Exercise instructions:
Every record that follows should be printed verbatim.

Source material:
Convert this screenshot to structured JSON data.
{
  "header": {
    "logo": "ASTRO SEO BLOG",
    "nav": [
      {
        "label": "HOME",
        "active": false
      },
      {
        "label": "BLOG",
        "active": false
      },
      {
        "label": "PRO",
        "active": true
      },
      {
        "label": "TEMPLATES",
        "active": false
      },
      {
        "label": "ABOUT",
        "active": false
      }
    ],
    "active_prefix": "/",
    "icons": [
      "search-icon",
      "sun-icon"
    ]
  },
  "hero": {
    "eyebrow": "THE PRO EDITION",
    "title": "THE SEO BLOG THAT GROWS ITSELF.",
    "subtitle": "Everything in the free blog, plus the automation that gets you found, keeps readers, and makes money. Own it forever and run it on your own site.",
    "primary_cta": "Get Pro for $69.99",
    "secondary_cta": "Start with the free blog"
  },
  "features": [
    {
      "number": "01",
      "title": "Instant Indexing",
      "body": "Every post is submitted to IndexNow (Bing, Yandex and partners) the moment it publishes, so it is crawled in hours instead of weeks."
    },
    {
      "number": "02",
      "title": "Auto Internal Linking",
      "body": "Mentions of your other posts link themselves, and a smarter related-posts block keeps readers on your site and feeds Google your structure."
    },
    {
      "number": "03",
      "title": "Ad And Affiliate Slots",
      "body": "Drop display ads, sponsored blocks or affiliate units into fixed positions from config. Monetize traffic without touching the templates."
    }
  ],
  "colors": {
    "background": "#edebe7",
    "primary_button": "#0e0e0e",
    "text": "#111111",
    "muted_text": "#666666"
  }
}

Response:
Convert this screenshot to structured JSON data.
{
  "header": {
    "logo": "ASTRO SEO BLOG",
    "nav": [
      {
        "label": "HOME",
        "active": false
      },
      {
        "label": "BLOG",
        "active": false
      },
      {
        "label": "PRO",
        "active": true
      },
      {
        "label": "TEMPLATES",
        "active": false
      },
      {
        "label": "ABOUT",
        "active": false
      }
    ],
    "active_prefix": "/",
    "icons": [
      "search-icon",
      "sun-icon"
    ]
  },
  "hero": {
    "eyebrow": "THE PRO EDITION",
    "title": "THE SEO BLOG THAT GROWS ITSELF.",
    "subtitle": "Everything in the free blog, plus the automation that gets you found, keeps readers, and makes money. Own it forever and run it on your own site.",
    "primary_cta": "Get Pro for $69.99",
    "secondary_cta": "Start with the free blog"
  },
  "features": [
    {
      "number": "01",
      "title": "Instant Indexing",
      "body": "Every post is submitted to IndexNow (Bing, Yandex and partners) the moment it publishes, so it is crawled in hours instead of weeks."
    },
    {
      "number": "02",
      "title": "Auto Internal Linking",
      "body": "Mentions of your other posts link themselves, and a smarter related-posts block keeps readers on your site and feeds Google your structure."
    },
    {
      "number": "03",
      "title": "Ad And Affiliate Slots",
      "body": "Drop display ads, sponsored blocks or affiliate units into fixed positions from config. Monetize traffic without touching the templates."
    }
  ],
  "colors": {
    "background": "#edebe7",
    "primary_button": "#0e0e0e",
    "text": "#111111",
    "muted_text": "#666666"
  }
}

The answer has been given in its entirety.